**Task brief:**
Output the full listing below exactly as it reads, and skip anything that is a picture.

**Data rows:**
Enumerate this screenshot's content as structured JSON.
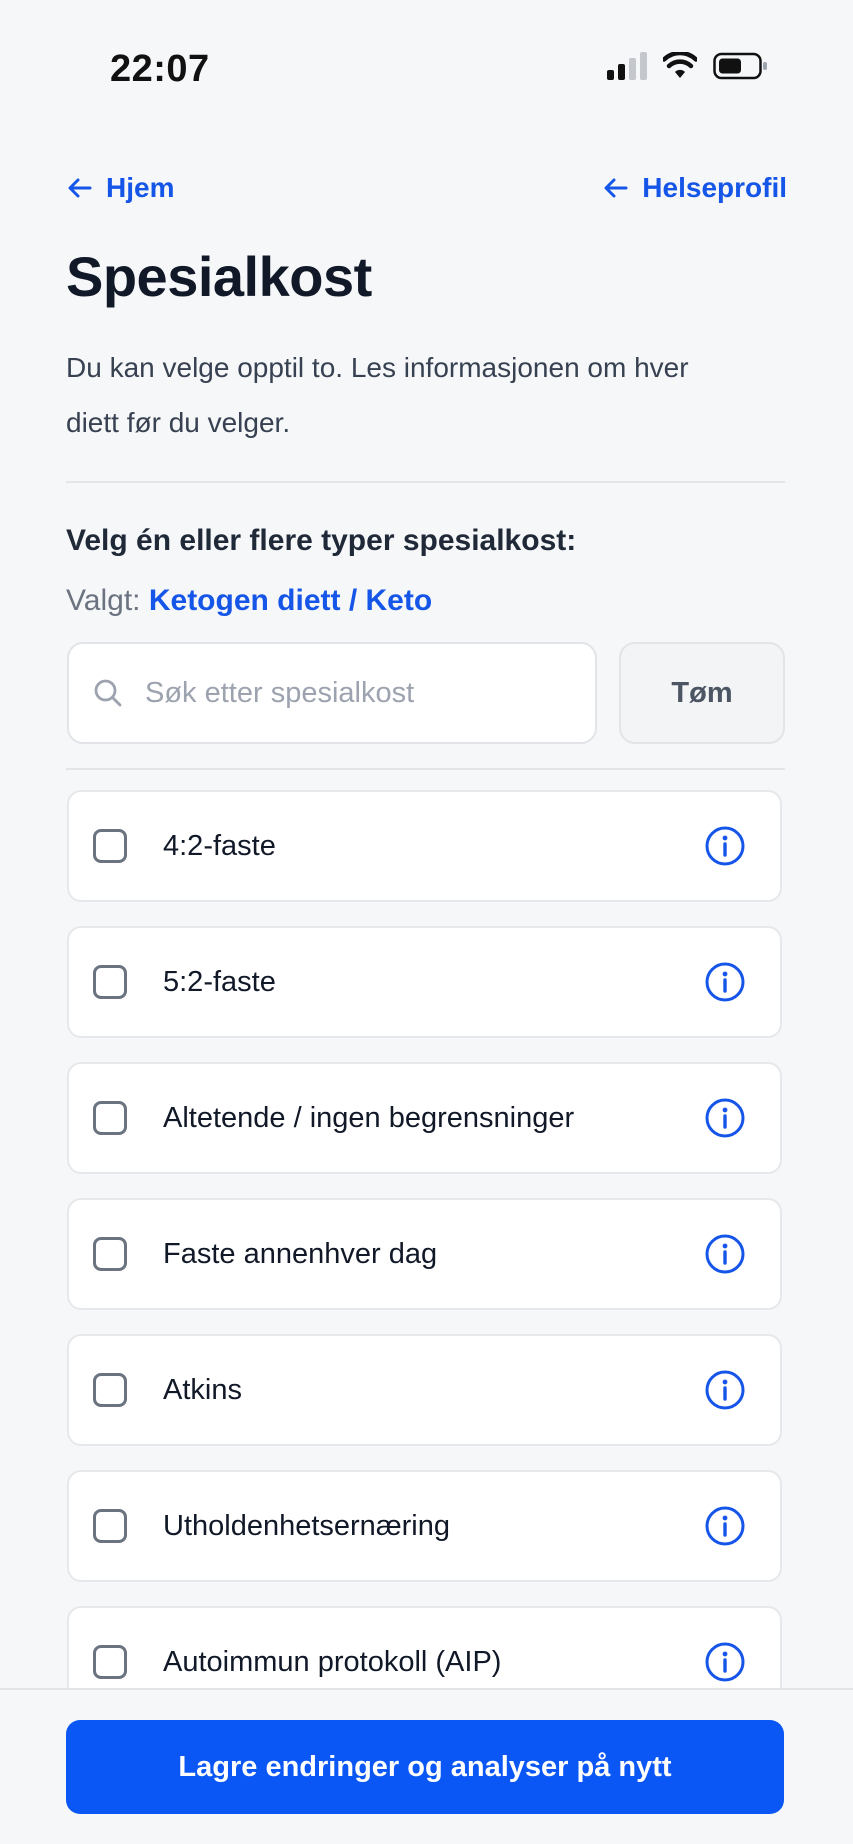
{
  "status_bar": {
    "time": "22:07",
    "icons": [
      "cellular-signal-icon",
      "wifi-icon",
      "battery-icon"
    ]
  },
  "nav": {
    "back_label": "Hjem",
    "forward_label": "Helseprofil"
  },
  "page": {
    "title": "Spesialkost",
    "intro": "Du kan velge opptil to. Les informasjonen om hver diett før du velger."
  },
  "selection": {
    "prompt": "Velg én eller flere typer spesialkost:",
    "selected_prefix": "Valgt:",
    "selected_value": "Ketogen diett / Keto"
  },
  "search": {
    "placeholder": "Søk etter spesialkost",
    "value": "",
    "clear_label": "Tøm"
  },
  "diets": [
    {
      "label": "4:2-faste",
      "checked": false
    },
    {
      "label": "5:2-faste",
      "checked": false
    },
    {
      "label": "Altetende / ingen begrensninger",
      "checked": false
    },
    {
      "label": "Faste annenhver dag",
      "checked": false
    },
    {
      "label": "Atkins",
      "checked": false
    },
    {
      "label": "Utholdenhetsernæring",
      "checked": false
    },
    {
      "label": "Autoimmun protokoll (AIP)",
      "checked": false
    }
  ],
  "footer": {
    "save_label": "Lagre endringer og analyser på nytt"
  },
  "colors": {
    "accent": "#1556e8",
    "primary_button": "#0a57f5",
    "background": "#f6f7f9"
  }
}
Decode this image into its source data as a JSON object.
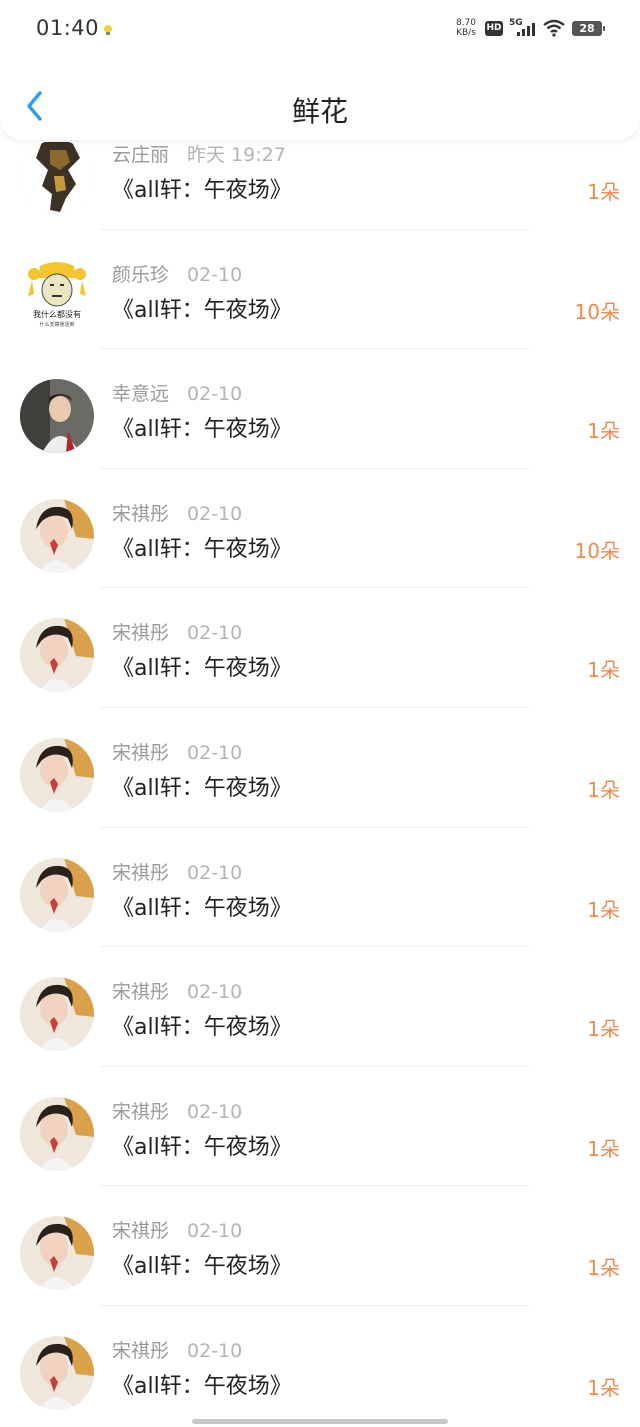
{
  "status_bar": {
    "time": "01:40",
    "net_speed_value": "8.70",
    "net_speed_unit": "KB/s",
    "hd": "HD",
    "network": "5G",
    "battery": "28"
  },
  "nav": {
    "title": "鲜花"
  },
  "rows": [
    {
      "name": "云庄丽",
      "date": "昨天 19:27",
      "title": "《all轩：午夜场》",
      "count": "1朵",
      "avatar": "robot"
    },
    {
      "name": "颜乐珍",
      "date": "02-10",
      "title": "《all轩：午夜场》",
      "count": "10朵",
      "avatar": "meme",
      "avatar_text_1": "我什么都没有",
      "avatar_text_2": "什么支撑我活到"
    },
    {
      "name": "幸意远",
      "date": "02-10",
      "title": "《all轩：午夜场》",
      "count": "1朵",
      "avatar": "boy"
    },
    {
      "name": "宋祺彤",
      "date": "02-10",
      "title": "《all轩：午夜场》",
      "count": "10朵",
      "avatar": "person"
    },
    {
      "name": "宋祺彤",
      "date": "02-10",
      "title": "《all轩：午夜场》",
      "count": "1朵",
      "avatar": "person"
    },
    {
      "name": "宋祺彤",
      "date": "02-10",
      "title": "《all轩：午夜场》",
      "count": "1朵",
      "avatar": "person"
    },
    {
      "name": "宋祺彤",
      "date": "02-10",
      "title": "《all轩：午夜场》",
      "count": "1朵",
      "avatar": "person"
    },
    {
      "name": "宋祺彤",
      "date": "02-10",
      "title": "《all轩：午夜场》",
      "count": "1朵",
      "avatar": "person"
    },
    {
      "name": "宋祺彤",
      "date": "02-10",
      "title": "《all轩：午夜场》",
      "count": "1朵",
      "avatar": "person"
    },
    {
      "name": "宋祺彤",
      "date": "02-10",
      "title": "《all轩：午夜场》",
      "count": "1朵",
      "avatar": "person"
    },
    {
      "name": "宋祺彤",
      "date": "02-10",
      "title": "《all轩：午夜场》",
      "count": "1朵",
      "avatar": "person"
    }
  ],
  "colors": {
    "accent": "#2a9df4",
    "count": "#f08a4b",
    "name": "#9a9a9a"
  },
  "icons": {
    "back": "chevron-left-icon"
  }
}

**Answer to this task:**
Enumerate this screenshot's content as structured JSON.
{
  "status_bar": {
    "time": "22:07",
    "icons": [
      "cellular-signal-icon",
      "wifi-icon",
      "battery-icon"
    ]
  },
  "nav": {
    "back_label": "Hjem",
    "forward_label": "Helseprofil"
  },
  "page": {
    "title": "Spesialkost",
    "intro": "Du kan velge opptil to. Les informasjonen om hver diett før du velger."
  },
  "selection": {
    "prompt": "Velg én eller flere typer spesialkost:",
    "selected_prefix": "Valgt:",
    "selected_value": "Ketogen diett / Keto"
  },
  "search": {
    "placeholder": "Søk etter spesialkost",
    "value": "",
    "clear_label": "Tøm"
  },
  "diets": [
    {
      "label": "4:2-faste",
      "checked": false
    },
    {
      "label": "5:2-faste",
      "checked": false
    },
    {
      "label": "Altetende / ingen begrensninger",
      "checked": false
    },
    {
      "label": "Faste annenhver dag",
      "checked": false
    },
    {
      "label": "Atkins",
      "checked": false
    },
    {
      "label": "Utholdenhetsernæring",
      "checked": false
    },
    {
      "label": "Autoimmun protokoll (AIP)",
      "checked": false
    }
  ],
  "footer": {
    "save_label": "Lagre endringer og analyser på nytt"
  },
  "colors": {
    "accent": "#1556e8",
    "primary_button": "#0a57f5",
    "background": "#f6f7f9"
  }
}
Decode this image into its source data as a JSON object.
{
  "status_bar": {
    "time": "01:40",
    "net_speed_value": "8.70",
    "net_speed_unit": "KB/s",
    "hd": "HD",
    "network": "5G",
    "battery": "28"
  },
  "nav": {
    "title": "鲜花"
  },
  "rows": [
    {
      "name": "云庄丽",
      "date": "昨天 19:27",
      "title": "《all轩：午夜场》",
      "count": "1朵",
      "avatar": "robot"
    },
    {
      "name": "颜乐珍",
      "date": "02-10",
      "title": "《all轩：午夜场》",
      "count": "10朵",
      "avatar": "meme",
      "avatar_text_1": "我什么都没有",
      "avatar_text_2": "什么支撑我活到"
    },
    {
      "name": "幸意远",
      "date": "02-10",
      "title": "《all轩：午夜场》",
      "count": "1朵",
      "avatar": "boy"
    },
    {
      "name": "宋祺彤",
      "date": "02-10",
      "title": "《all轩：午夜场》",
      "count": "10朵",
      "avatar": "person"
    },
    {
      "name": "宋祺彤",
      "date": "02-10",
      "title": "《all轩：午夜场》",
      "count": "1朵",
      "avatar": "person"
    },
    {
      "name": "宋祺彤",
      "date": "02-10",
      "title": "《all轩：午夜场》",
      "count": "1朵",
      "avatar": "person"
    },
    {
      "name": "宋祺彤",
      "date": "02-10",
      "title": "《all轩：午夜场》",
      "count": "1朵",
      "avatar": "person"
    },
    {
      "name": "宋祺彤",
      "date": "02-10",
      "title": "《all轩：午夜场》",
      "count": "1朵",
      "avatar": "person"
    },
    {
      "name": "宋祺彤",
      "date": "02-10",
      "title": "《all轩：午夜场》",
      "count": "1朵",
      "avatar": "person"
    },
    {
      "name": "宋祺彤",
      "date": "02-10",
      "title": "《all轩：午夜场》",
      "count": "1朵",
      "avatar": "person"
    },
    {
      "name": "宋祺彤",
      "date": "02-10",
      "title": "《all轩：午夜场》",
      "count": "1朵",
      "avatar": "person"
    }
  ],
  "colors": {
    "accent": "#2a9df4",
    "count": "#f08a4b",
    "name": "#9a9a9a"
  },
  "icons": {
    "back": "chevron-left-icon"
  }
}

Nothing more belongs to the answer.